Copy out the material word for word, from the line with "x-tick-label: 2015 bbox=[148, 572, 184, 589]" up to and including the line with "y-tick-label: 6 bbox=[25, 429, 34, 446]".
▶
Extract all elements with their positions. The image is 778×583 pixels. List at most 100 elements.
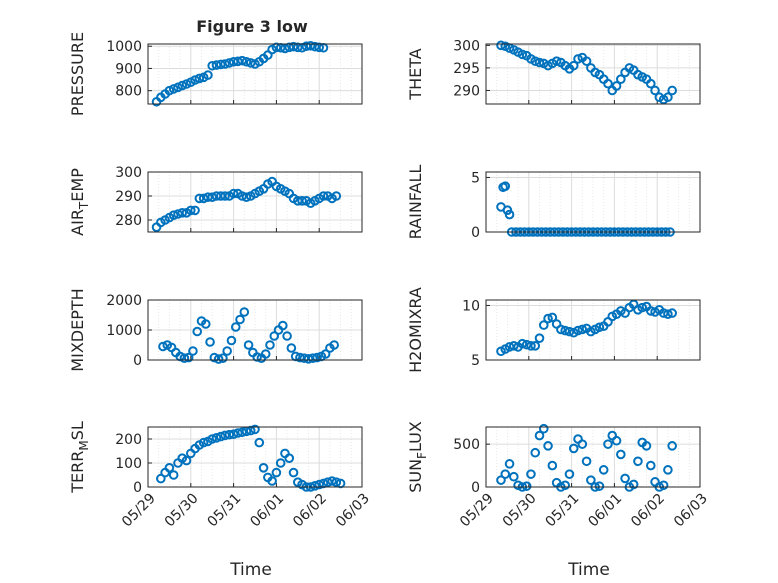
panel-3-data-point (186, 205, 196, 216)
panel-5-axes-border (147, 299, 363, 361)
panel-1-data-point (215, 59, 226, 70)
panel-1-data-point (228, 56, 239, 67)
panel-8-data-point (509, 471, 519, 482)
panel-8-data-point (633, 456, 643, 467)
panel-3-data-point (207, 192, 217, 202)
panel-3-data-point (168, 210, 179, 220)
panel-1-data-point (194, 73, 205, 84)
panel-8-data-point (530, 447, 541, 458)
panel-5-ytick-label: 1000 (106, 323, 142, 339)
panel-5-data-point (239, 307, 250, 317)
panel-8-data-point (547, 460, 558, 471)
panel-6-data-point (543, 313, 553, 324)
panel-6-data-point (564, 326, 575, 337)
panel-8-axes-border (485, 426, 701, 488)
panel-5-data-point (265, 340, 275, 350)
panel-8-data-point (560, 480, 570, 491)
panel-3-data-point (177, 208, 188, 218)
panel-1-data-point (207, 60, 217, 71)
panel-5-data-point (183, 352, 194, 363)
panel-1-ytick-label: 900 (115, 61, 142, 77)
panel-8-data-point (577, 439, 588, 449)
panel-7-xtick-label: 06/03 (333, 491, 373, 531)
panel-8-data-point (521, 481, 532, 491)
panel-7-xtick-label: 05/30 (162, 491, 202, 531)
panel-1-ytick-label: 800 (115, 84, 142, 100)
panel-6-data-point (538, 320, 549, 330)
panel-2-data-point (573, 54, 583, 64)
panel-3-data-point (190, 205, 200, 216)
panel-3-axes-border (147, 171, 363, 233)
panel-7-data-point (215, 431, 226, 442)
panel-7-xlabel: Time (229, 560, 272, 580)
panel-6-data-point (667, 308, 677, 318)
panel-7-xtick-label: 05/31 (205, 491, 245, 531)
panel-3-ylabel: AIRTEMP (68, 168, 91, 236)
panel-6-data-point (530, 341, 541, 351)
panel-3-ytick-label: 280 (115, 213, 142, 229)
panel-6-data-point (556, 324, 566, 335)
panel-8-xtick-label: 06/01 (585, 491, 625, 531)
panel-2-data-point (581, 56, 592, 66)
panel-1-data-point (310, 41, 320, 52)
panel-3-ytick-label: 290 (115, 189, 142, 205)
panel-1-data-point (237, 55, 247, 66)
panel-8-xtick-label: 06/02 (628, 491, 668, 531)
panel-2-axes-border (485, 43, 701, 105)
panel-7-ytick-label: 200 (115, 432, 142, 448)
panel-8-data-point (543, 441, 553, 451)
panel-3-data-point (297, 196, 307, 206)
panel-8-data-point (568, 443, 579, 454)
panel-6-data-point (521, 339, 532, 350)
panel-8-data-point (598, 465, 609, 475)
panel-5-data-point (158, 341, 168, 352)
panel-5-data-point (282, 331, 292, 341)
panel-5-ytick-label: 2000 (106, 293, 142, 309)
panel-8-data-point (603, 439, 613, 449)
panel-5-data-point (192, 326, 203, 337)
panel-1-data-point (211, 60, 222, 70)
panel-6-data-point (560, 325, 570, 336)
panel-7-data-point (207, 434, 217, 444)
panel-8-data-point (667, 441, 677, 451)
panel-7-data-point (327, 476, 337, 486)
panel-7-data-point (310, 481, 320, 491)
panel-7-data-point (271, 467, 282, 478)
panel-7-data-point (198, 437, 209, 448)
panel-2-data-point (650, 85, 660, 96)
panel-7-xtick-label: 06/02 (290, 491, 330, 531)
panel-3-ytick-label: 300 (115, 165, 142, 181)
panel-6-data-point (577, 324, 588, 335)
panel-8-xtick-label: 05/31 (543, 491, 583, 531)
panel-8-data-point (526, 469, 536, 479)
panel-1-ylabel: PRESSURE (68, 32, 87, 116)
panel-8-data-point (658, 480, 669, 491)
panel-8-data-point (641, 441, 652, 451)
panel-7-data-point (224, 429, 235, 440)
panel-4-data-point (500, 181, 511, 191)
panel-7-data-point (220, 430, 230, 441)
panel-5-data-point (320, 349, 331, 359)
panel-8-ytick-label: 500 (453, 437, 480, 453)
panel-1-ytick-label: 1000 (106, 39, 142, 55)
panel-8-data-point (581, 456, 592, 467)
panel-2-data-point (551, 56, 562, 66)
panel-7-xtick-label: 06/01 (247, 491, 287, 531)
panel-5-data-point (213, 354, 224, 364)
panel-3-data-point (198, 193, 209, 204)
panel-8-data-point (564, 469, 575, 479)
panel-2-ylabel: THETA (406, 48, 425, 100)
panel-5-data-point (260, 349, 271, 359)
panel-5-ylabel: MIXDEPTH (68, 288, 87, 371)
chart-title: Figure 3 low (196, 17, 308, 36)
panel-3-data-point (318, 191, 329, 201)
panel-7-data-point (211, 433, 222, 443)
panel-1-data-point (288, 41, 299, 52)
panel-8-data-point (645, 460, 656, 471)
panel-8-ylabel: SUNFLUX (406, 421, 429, 493)
panel-7-data-point (168, 470, 179, 480)
panel-3-data-point (241, 192, 252, 202)
panel-8-data-point (496, 475, 506, 485)
panel-7-data-point (156, 473, 166, 484)
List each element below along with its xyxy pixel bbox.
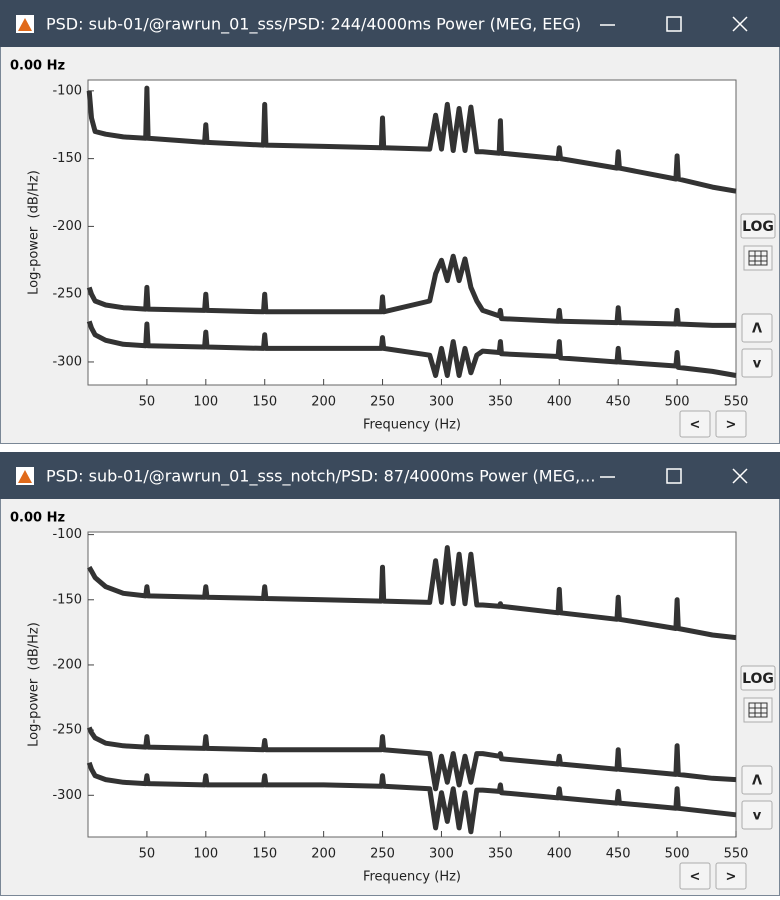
x-tick-label: 150 — [252, 847, 277, 862]
title-bar — [0, 0, 780, 47]
x-tick-label: 450 — [606, 847, 631, 862]
scroll-right-button-label[interactable]: > — [726, 870, 737, 885]
y-tick-label: -250 — [52, 723, 82, 738]
x-tick-label: 50 — [139, 847, 156, 862]
plot-area — [87, 79, 737, 386]
scroll-left-button-label[interactable]: < — [690, 418, 701, 433]
psd-trace — [86, 761, 737, 835]
x-axis-label: Frequency (Hz) — [363, 870, 461, 885]
cursor-frequency: 0.00 Hz — [10, 59, 65, 74]
scale-down-button-label[interactable]: v — [753, 809, 762, 824]
window-title: PSD: sub-01/@rawrun_01_sss/PSD: 244/4000… — [46, 15, 581, 35]
scroll-right-button[interactable] — [715, 410, 747, 438]
y-tick-label: -100 — [52, 83, 82, 98]
cursor-frequency: 0.00 Hz — [10, 511, 65, 526]
log-button-label[interactable]: LOG — [742, 219, 774, 235]
psd-trace — [86, 85, 737, 194]
x-tick-label: 100 — [193, 847, 218, 862]
scroll-left-button[interactable] — [679, 862, 711, 890]
app-icon-mark — [18, 18, 32, 31]
x-tick-label: 200 — [311, 395, 336, 410]
scale-up-button[interactable] — [741, 765, 773, 795]
x-tick-label: 150 — [252, 395, 277, 410]
y-tick-label: -200 — [52, 657, 82, 672]
x-tick-label: 300 — [429, 395, 454, 410]
psd-trace — [86, 253, 736, 328]
y-axis-label: Log-power (dB/Hz) — [27, 622, 42, 747]
log-button[interactable] — [740, 213, 776, 239]
scroll-left-button[interactable] — [679, 410, 711, 438]
x-tick-label: 250 — [370, 847, 395, 862]
plot-area — [87, 531, 737, 838]
y-tick-label: -150 — [52, 592, 82, 607]
grid-button[interactable] — [743, 697, 773, 723]
x-tick-label: 350 — [488, 847, 513, 862]
scroll-right-button[interactable] — [715, 862, 747, 890]
grid-icon[interactable] — [748, 250, 768, 266]
grid-button[interactable] — [743, 245, 773, 271]
title-bar — [0, 452, 780, 499]
y-tick-label: -200 — [52, 219, 82, 234]
window-title: PSD: sub-01/@rawrun_01_sss_notch/PSD: 87… — [46, 467, 595, 487]
close-button[interactable] — [732, 16, 748, 32]
y-tick-label: -300 — [52, 788, 82, 803]
y-tick-label: -300 — [52, 354, 82, 369]
x-tick-label: 100 — [193, 395, 218, 410]
log-button[interactable] — [740, 665, 776, 691]
grid-icon[interactable] — [748, 702, 768, 718]
x-tick-label: 350 — [488, 395, 513, 410]
y-tick-label: -100 — [52, 527, 82, 542]
x-tick-label: 500 — [665, 847, 690, 862]
x-tick-label: 200 — [311, 847, 336, 862]
log-button-label[interactable]: LOG — [742, 671, 774, 687]
psd-trace — [86, 320, 737, 378]
scale-up-button[interactable] — [741, 313, 773, 343]
scale-up-button-label[interactable]: Λ — [752, 774, 762, 789]
x-tick-label: 50 — [139, 395, 156, 410]
x-tick-label: 300 — [429, 847, 454, 862]
scroll-left-button-label[interactable]: < — [690, 870, 701, 885]
x-axis-label: Frequency (Hz) — [363, 418, 461, 433]
maximize-button[interactable] — [666, 468, 682, 484]
psd-trace — [87, 545, 737, 641]
scale-down-button-label[interactable]: v — [753, 357, 762, 372]
x-tick-label: 550 — [724, 395, 749, 410]
app-icon-mark — [18, 470, 32, 483]
y-axis-label: Log-power (dB/Hz) — [27, 170, 42, 295]
x-tick-label: 450 — [606, 395, 631, 410]
x-tick-label: 250 — [370, 395, 395, 410]
psd-trace — [86, 726, 737, 792]
y-tick-label: -150 — [52, 151, 82, 166]
scale-up-button-label[interactable]: Λ — [752, 322, 762, 337]
scale-down-button[interactable] — [741, 800, 773, 830]
y-tick-label: -250 — [52, 287, 82, 302]
scale-down-button[interactable] — [741, 348, 773, 378]
x-tick-label: 400 — [547, 395, 572, 410]
close-button[interactable] — [732, 468, 748, 484]
maximize-button[interactable] — [666, 16, 682, 32]
x-tick-label: 550 — [724, 847, 749, 862]
scroll-right-button-label[interactable]: > — [726, 418, 737, 433]
x-tick-label: 500 — [665, 395, 690, 410]
x-tick-label: 400 — [547, 847, 572, 862]
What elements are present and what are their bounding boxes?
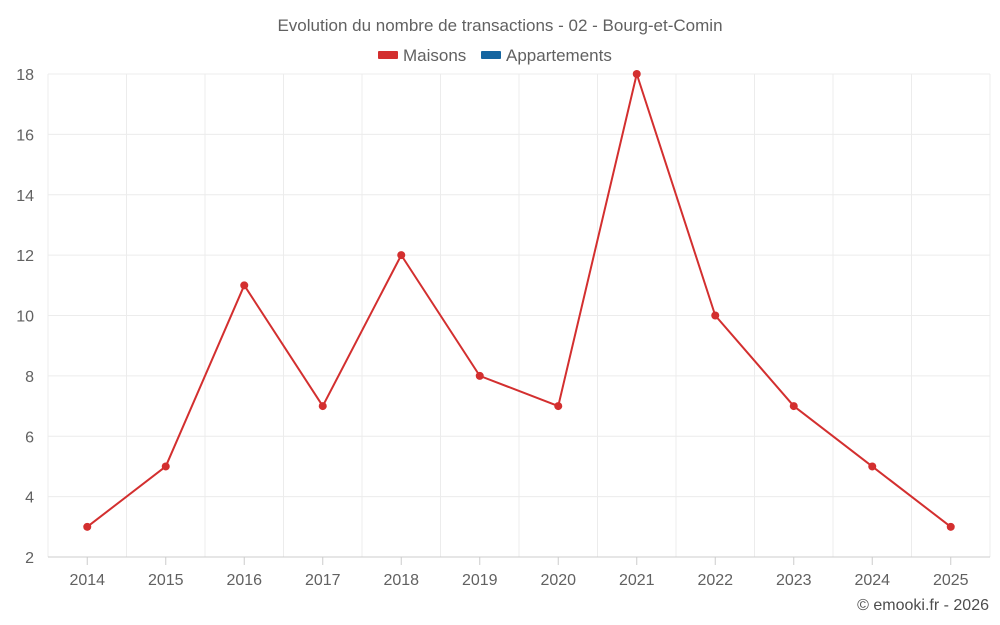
x-tick-label: 2015 bbox=[148, 572, 184, 589]
legend-swatch-appartements bbox=[481, 51, 501, 59]
data-point[interactable] bbox=[789, 402, 798, 411]
x-tick-label: 2023 bbox=[776, 572, 812, 589]
y-tick-label: 6 bbox=[25, 429, 34, 446]
legend-swatch-maisons bbox=[378, 51, 398, 59]
x-tick-label: 2025 bbox=[933, 572, 969, 589]
legend-item-appartements[interactable]: Appartements bbox=[481, 46, 612, 65]
grid bbox=[47, 73, 991, 557]
data-point[interactable] bbox=[161, 462, 170, 471]
y-axis-ticks: 2 4 6 8 10 12 14 16 18 bbox=[16, 67, 34, 567]
data-point[interactable] bbox=[475, 371, 484, 380]
data-point[interactable] bbox=[83, 522, 92, 531]
y-tick-label: 18 bbox=[16, 67, 34, 84]
x-tick-label: 2024 bbox=[854, 572, 890, 589]
data-point[interactable] bbox=[946, 522, 955, 531]
y-tick-label: 16 bbox=[16, 127, 34, 144]
x-tick-label: 2021 bbox=[619, 572, 655, 589]
x-axis-ticks: 2014 2015 2016 2017 2018 2019 2020 2021 2022 2023… bbox=[69, 572, 968, 589]
credit-text: © emooki.fr - 2026 bbox=[857, 597, 989, 614]
data-point[interactable] bbox=[318, 402, 327, 411]
x-tick-label: 2014 bbox=[69, 572, 105, 589]
x-tick-label: 2019 bbox=[462, 572, 498, 589]
legend-label-appartements: Appartements bbox=[506, 46, 612, 65]
x-tick-label: 2022 bbox=[697, 572, 733, 589]
x-tick-label: 2017 bbox=[305, 572, 341, 589]
data-point[interactable] bbox=[868, 462, 877, 471]
x-tick-label: 2016 bbox=[226, 572, 262, 589]
y-tick-label: 2 bbox=[25, 550, 34, 567]
y-tick-label: 8 bbox=[25, 369, 34, 386]
y-tick-label: 4 bbox=[25, 490, 34, 507]
data-point[interactable] bbox=[711, 311, 720, 320]
series-line-maisons bbox=[86, 73, 952, 528]
series bbox=[83, 70, 955, 531]
data-point[interactable] bbox=[632, 70, 641, 78]
y-tick-label: 14 bbox=[16, 188, 34, 205]
data-point[interactable] bbox=[397, 251, 406, 260]
x-tick-label: 2018 bbox=[383, 572, 419, 589]
y-tick-label: 12 bbox=[16, 248, 34, 265]
chart-title: Evolution du nombre de transactions - 02… bbox=[277, 16, 722, 35]
y-tick-label: 10 bbox=[16, 309, 34, 326]
legend-label-maisons: Maisons bbox=[403, 46, 466, 65]
data-point[interactable] bbox=[240, 281, 249, 290]
legend-item-maisons[interactable]: Maisons bbox=[378, 46, 466, 65]
axes bbox=[48, 556, 990, 565]
legend: Maisons Appartements bbox=[378, 46, 612, 65]
x-tick-label: 2020 bbox=[540, 572, 576, 589]
data-point[interactable] bbox=[554, 402, 563, 411]
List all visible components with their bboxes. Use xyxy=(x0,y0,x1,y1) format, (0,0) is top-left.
◀
■ Answer to this exercise ■
x-tick-label: 2015 bbox=[148, 572, 184, 589]
legend-swatch-appartements bbox=[481, 51, 501, 59]
data-point[interactable] bbox=[789, 402, 798, 411]
x-tick-label: 2023 bbox=[776, 572, 812, 589]
y-tick-label: 6 bbox=[25, 429, 34, 446]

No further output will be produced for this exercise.